=== Source records ===
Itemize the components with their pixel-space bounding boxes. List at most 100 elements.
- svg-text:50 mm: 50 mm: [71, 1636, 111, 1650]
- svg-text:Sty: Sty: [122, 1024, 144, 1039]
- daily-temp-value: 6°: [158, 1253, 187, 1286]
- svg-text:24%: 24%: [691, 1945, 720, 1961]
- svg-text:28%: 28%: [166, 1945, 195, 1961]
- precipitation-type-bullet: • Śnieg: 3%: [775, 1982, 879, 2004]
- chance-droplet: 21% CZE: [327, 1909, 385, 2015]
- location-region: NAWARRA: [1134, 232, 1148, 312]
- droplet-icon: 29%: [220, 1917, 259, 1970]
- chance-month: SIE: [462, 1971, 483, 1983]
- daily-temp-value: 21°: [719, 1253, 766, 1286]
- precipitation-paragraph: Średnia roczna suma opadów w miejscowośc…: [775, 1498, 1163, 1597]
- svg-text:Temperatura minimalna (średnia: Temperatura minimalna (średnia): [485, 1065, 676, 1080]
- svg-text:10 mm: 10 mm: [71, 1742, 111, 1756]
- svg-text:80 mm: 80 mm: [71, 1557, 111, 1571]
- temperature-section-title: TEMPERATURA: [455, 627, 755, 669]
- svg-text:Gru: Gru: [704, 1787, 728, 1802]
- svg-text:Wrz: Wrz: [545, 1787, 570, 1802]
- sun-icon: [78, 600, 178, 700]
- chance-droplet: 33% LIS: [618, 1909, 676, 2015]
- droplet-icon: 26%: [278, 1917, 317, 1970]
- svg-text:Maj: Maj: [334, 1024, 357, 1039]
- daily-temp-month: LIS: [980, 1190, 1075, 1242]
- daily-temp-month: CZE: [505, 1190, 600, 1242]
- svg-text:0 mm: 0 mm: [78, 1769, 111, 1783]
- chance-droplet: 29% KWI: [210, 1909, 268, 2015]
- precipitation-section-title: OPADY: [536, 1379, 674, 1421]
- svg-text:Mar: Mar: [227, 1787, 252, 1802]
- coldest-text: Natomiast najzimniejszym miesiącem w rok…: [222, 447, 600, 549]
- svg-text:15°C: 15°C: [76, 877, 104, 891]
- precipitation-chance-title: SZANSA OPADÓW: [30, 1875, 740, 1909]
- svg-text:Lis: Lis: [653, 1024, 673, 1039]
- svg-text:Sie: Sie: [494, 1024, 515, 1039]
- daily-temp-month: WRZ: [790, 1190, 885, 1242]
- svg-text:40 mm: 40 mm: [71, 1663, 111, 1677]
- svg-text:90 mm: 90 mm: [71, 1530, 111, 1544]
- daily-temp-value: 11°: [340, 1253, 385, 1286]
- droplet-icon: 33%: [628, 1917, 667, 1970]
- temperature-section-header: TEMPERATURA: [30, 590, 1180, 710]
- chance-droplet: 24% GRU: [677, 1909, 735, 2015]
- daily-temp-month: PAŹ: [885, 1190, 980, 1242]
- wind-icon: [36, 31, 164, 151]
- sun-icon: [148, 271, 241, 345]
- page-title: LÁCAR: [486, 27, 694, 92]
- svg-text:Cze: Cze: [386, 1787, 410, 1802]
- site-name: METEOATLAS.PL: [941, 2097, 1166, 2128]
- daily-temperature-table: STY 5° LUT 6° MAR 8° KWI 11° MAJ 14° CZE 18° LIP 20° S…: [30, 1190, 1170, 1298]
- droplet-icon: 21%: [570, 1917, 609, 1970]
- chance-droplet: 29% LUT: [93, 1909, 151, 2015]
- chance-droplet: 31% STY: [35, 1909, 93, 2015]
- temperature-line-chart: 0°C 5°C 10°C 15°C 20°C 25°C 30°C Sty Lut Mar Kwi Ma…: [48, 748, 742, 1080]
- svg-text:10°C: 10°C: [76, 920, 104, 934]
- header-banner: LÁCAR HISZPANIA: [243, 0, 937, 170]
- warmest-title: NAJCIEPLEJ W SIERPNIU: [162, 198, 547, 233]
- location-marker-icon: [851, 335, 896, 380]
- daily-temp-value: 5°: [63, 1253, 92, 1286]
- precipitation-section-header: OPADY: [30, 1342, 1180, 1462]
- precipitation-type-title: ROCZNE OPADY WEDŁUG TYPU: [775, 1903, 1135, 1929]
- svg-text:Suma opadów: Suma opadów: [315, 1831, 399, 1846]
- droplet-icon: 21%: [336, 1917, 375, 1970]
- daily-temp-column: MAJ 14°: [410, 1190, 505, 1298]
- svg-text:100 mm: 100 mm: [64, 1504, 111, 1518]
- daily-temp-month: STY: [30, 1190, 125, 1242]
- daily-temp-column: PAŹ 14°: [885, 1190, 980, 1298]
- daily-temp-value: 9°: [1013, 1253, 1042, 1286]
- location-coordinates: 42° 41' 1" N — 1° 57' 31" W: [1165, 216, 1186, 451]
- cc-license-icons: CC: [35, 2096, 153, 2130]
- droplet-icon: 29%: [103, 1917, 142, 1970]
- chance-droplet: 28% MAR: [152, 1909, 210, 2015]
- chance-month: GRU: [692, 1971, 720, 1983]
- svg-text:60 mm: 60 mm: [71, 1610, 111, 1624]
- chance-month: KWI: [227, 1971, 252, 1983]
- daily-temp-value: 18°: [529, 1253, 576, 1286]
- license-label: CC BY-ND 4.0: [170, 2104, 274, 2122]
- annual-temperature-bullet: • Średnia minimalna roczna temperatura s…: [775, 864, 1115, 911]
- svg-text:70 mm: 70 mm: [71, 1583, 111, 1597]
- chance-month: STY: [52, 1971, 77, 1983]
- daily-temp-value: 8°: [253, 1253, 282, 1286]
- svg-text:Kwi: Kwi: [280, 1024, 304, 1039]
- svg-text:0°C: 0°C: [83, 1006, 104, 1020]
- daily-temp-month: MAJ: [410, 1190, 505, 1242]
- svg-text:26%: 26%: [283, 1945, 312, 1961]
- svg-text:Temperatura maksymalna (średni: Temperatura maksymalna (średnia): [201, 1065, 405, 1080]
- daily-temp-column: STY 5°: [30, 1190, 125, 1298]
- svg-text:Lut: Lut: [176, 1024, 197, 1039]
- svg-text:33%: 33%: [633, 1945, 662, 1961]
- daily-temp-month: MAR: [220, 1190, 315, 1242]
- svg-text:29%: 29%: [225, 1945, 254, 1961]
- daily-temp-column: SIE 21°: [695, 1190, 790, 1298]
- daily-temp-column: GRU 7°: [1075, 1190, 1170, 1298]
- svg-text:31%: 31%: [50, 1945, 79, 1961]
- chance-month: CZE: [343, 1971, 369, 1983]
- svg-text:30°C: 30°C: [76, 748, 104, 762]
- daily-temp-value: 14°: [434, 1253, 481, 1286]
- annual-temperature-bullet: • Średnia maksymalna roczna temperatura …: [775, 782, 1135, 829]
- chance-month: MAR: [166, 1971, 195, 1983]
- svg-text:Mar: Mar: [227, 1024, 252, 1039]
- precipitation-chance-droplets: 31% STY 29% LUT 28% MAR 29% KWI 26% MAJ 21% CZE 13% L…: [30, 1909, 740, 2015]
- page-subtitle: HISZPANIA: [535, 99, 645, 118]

=== Task instructions ===
Reproduce every line of the records above verbatim.

=== Result for this exercise ===
Itemize the components with their pixel-space bounding boxes. List at most 100 elements.
- svg-text:50 mm: 50 mm: [71, 1636, 111, 1650]
- svg-text:Sty: Sty: [122, 1024, 144, 1039]
- daily-temp-value: 6°: [158, 1253, 187, 1286]
- svg-text:24%: 24%: [691, 1945, 720, 1961]
- svg-text:28%: 28%: [166, 1945, 195, 1961]
- precipitation-type-bullet: • Śnieg: 3%: [775, 1982, 879, 2004]
- chance-droplet: 21% CZE: [327, 1909, 385, 2015]
- location-region: NAWARRA: [1134, 232, 1148, 312]
- droplet-icon: 29%: [220, 1917, 259, 1970]
- chance-month: SIE: [462, 1971, 483, 1983]
- daily-temp-value: 21°: [719, 1253, 766, 1286]
- precipitation-paragraph: Średnia roczna suma opadów w miejscowośc…: [775, 1498, 1163, 1597]
- svg-text:Temperatura minimalna (średnia: Temperatura minimalna (średnia): [485, 1065, 676, 1080]
- svg-text:10 mm: 10 mm: [71, 1742, 111, 1756]
- svg-text:80 mm: 80 mm: [71, 1557, 111, 1571]
- temperature-section-title: TEMPERATURA: [455, 627, 755, 669]
- svg-text:Gru: Gru: [704, 1787, 728, 1802]
- svg-text:Wrz: Wrz: [545, 1787, 570, 1802]
- sun-icon: [78, 600, 178, 700]
- chance-droplet: 33% LIS: [618, 1909, 676, 2015]
- droplet-icon: 26%: [278, 1917, 317, 1970]
- svg-text:Maj: Maj: [334, 1024, 357, 1039]
- daily-temp-month: LIS: [980, 1190, 1075, 1242]
- daily-temp-month: CZE: [505, 1190, 600, 1242]
- svg-text:0 mm: 0 mm: [78, 1769, 111, 1783]
- chance-droplet: 29% KWI: [210, 1909, 268, 2015]
- precipitation-section-title: OPADY: [536, 1379, 674, 1421]
- svg-text:Mar: Mar: [227, 1787, 252, 1802]
- coldest-text: Natomiast najzimniejszym miesiącem w rok…: [222, 447, 600, 549]
- svg-text:15°C: 15°C: [76, 877, 104, 891]
- precipitation-chance-title: SZANSA OPADÓW: [30, 1875, 740, 1909]
- svg-text:Lis: Lis: [653, 1024, 673, 1039]
- svg-text:Sie: Sie: [494, 1024, 515, 1039]
- daily-temp-month: WRZ: [790, 1190, 885, 1242]
- svg-text:40 mm: 40 mm: [71, 1663, 111, 1677]
- svg-text:90 mm: 90 mm: [71, 1530, 111, 1544]
- daily-temp-value: 11°: [340, 1253, 385, 1286]
- droplet-icon: 33%: [628, 1917, 667, 1970]
- temperature-section-header: TEMPERATURA: [30, 590, 1180, 710]
- chance-droplet: 24% GRU: [677, 1909, 735, 2015]
- daily-temp-month: PAŹ: [885, 1190, 980, 1242]
- wind-icon: [36, 31, 164, 151]
- sun-icon: [148, 271, 241, 345]
- page-title: LÁCAR: [486, 27, 694, 92]
- svg-text:Cze: Cze: [386, 1787, 410, 1802]
- site-name: METEOATLAS.PL: [941, 2097, 1166, 2128]
- daily-temperature-table: STY 5° LUT 6° MAR 8° KWI 11° MAJ 14° CZE 18° LIP 20° S…: [30, 1190, 1170, 1298]
- droplet-icon: 21%: [570, 1917, 609, 1970]
- chance-droplet: 29% LUT: [93, 1909, 151, 2015]
- chance-droplet: 31% STY: [35, 1909, 93, 2015]
- temperature-line-chart: 0°C 5°C 10°C 15°C 20°C 25°C 30°C Sty Lut Mar Kwi Ma…: [48, 748, 742, 1080]
- svg-text:10°C: 10°C: [76, 920, 104, 934]
- header-banner: LÁCAR HISZPANIA: [243, 0, 937, 170]
- warmest-title: NAJCIEPLEJ W SIERPNIU: [162, 198, 547, 233]
- location-marker-icon: [851, 335, 896, 380]
- daily-temp-value: 5°: [63, 1253, 92, 1286]
- precipitation-section-header: OPADY: [30, 1342, 1180, 1462]
- precipitation-type-title: ROCZNE OPADY WEDŁUG TYPU: [775, 1903, 1135, 1929]
- svg-text:Suma opadów: Suma opadów: [315, 1831, 399, 1846]
- droplet-icon: 21%: [336, 1917, 375, 1970]
- daily-temp-column: MAJ 14°: [410, 1190, 505, 1298]
- svg-text:100 mm: 100 mm: [64, 1504, 111, 1518]
- daily-temp-month: STY: [30, 1190, 125, 1242]
- daily-temp-column: PAŹ 14°: [885, 1190, 980, 1298]
- daily-temp-value: 9°: [1013, 1253, 1042, 1286]
- location-coordinates: 42° 41' 1" N — 1° 57' 31" W: [1165, 216, 1186, 451]
- cc-license-icons: CC: [35, 2096, 153, 2130]
- droplet-icon: 29%: [103, 1917, 142, 1970]
- chance-droplet: 28% MAR: [152, 1909, 210, 2015]
- chance-month: GRU: [692, 1971, 720, 1983]
- svg-text:60 mm: 60 mm: [71, 1610, 111, 1624]
- chance-month: KWI: [227, 1971, 252, 1983]
- daily-temp-value: 18°: [529, 1253, 576, 1286]
- license-label: CC BY-ND 4.0: [170, 2104, 274, 2122]
- annual-temperature-bullet: • Średnia minimalna roczna temperatura s…: [775, 864, 1115, 911]
- svg-text:70 mm: 70 mm: [71, 1583, 111, 1597]
- chance-month: STY: [52, 1971, 77, 1983]
- daily-temp-value: 8°: [253, 1253, 282, 1286]
- svg-text:Kwi: Kwi: [280, 1024, 304, 1039]
- svg-text:0°C: 0°C: [83, 1006, 104, 1020]
- daily-temp-month: MAJ: [410, 1190, 505, 1242]
- svg-text:26%: 26%: [283, 1945, 312, 1961]
- svg-text:Temperatura maksymalna (średni: Temperatura maksymalna (średnia): [201, 1065, 405, 1080]
- daily-temp-column: STY 5°: [30, 1190, 125, 1298]
- svg-text:Lut: Lut: [176, 1024, 197, 1039]
- svg-text:33%: 33%: [633, 1945, 662, 1961]
- daily-temp-month: MAR: [220, 1190, 315, 1242]
- svg-text:29%: 29%: [225, 1945, 254, 1961]
- daily-temp-column: SIE 21°: [695, 1190, 790, 1298]
- daily-temp-column: GRU 7°: [1075, 1190, 1170, 1298]
- svg-text:31%: 31%: [50, 1945, 79, 1961]
- chance-month: CZE: [343, 1971, 369, 1983]
- svg-text:30°C: 30°C: [76, 748, 104, 762]
- daily-temp-value: 14°: [434, 1253, 481, 1286]
- annual-temperature-bullet: • Średnia maksymalna roczna temperatura …: [775, 782, 1135, 829]
- chance-month: MAR: [166, 1971, 195, 1983]
- svg-text:Mar: Mar: [227, 1024, 252, 1039]
- precipitation-chance-droplets: 31% STY 29% LUT 28% MAR 29% KWI 26% MAJ 21% CZE 13% L…: [30, 1909, 740, 2015]
- page-subtitle: HISZPANIA: [535, 99, 645, 118]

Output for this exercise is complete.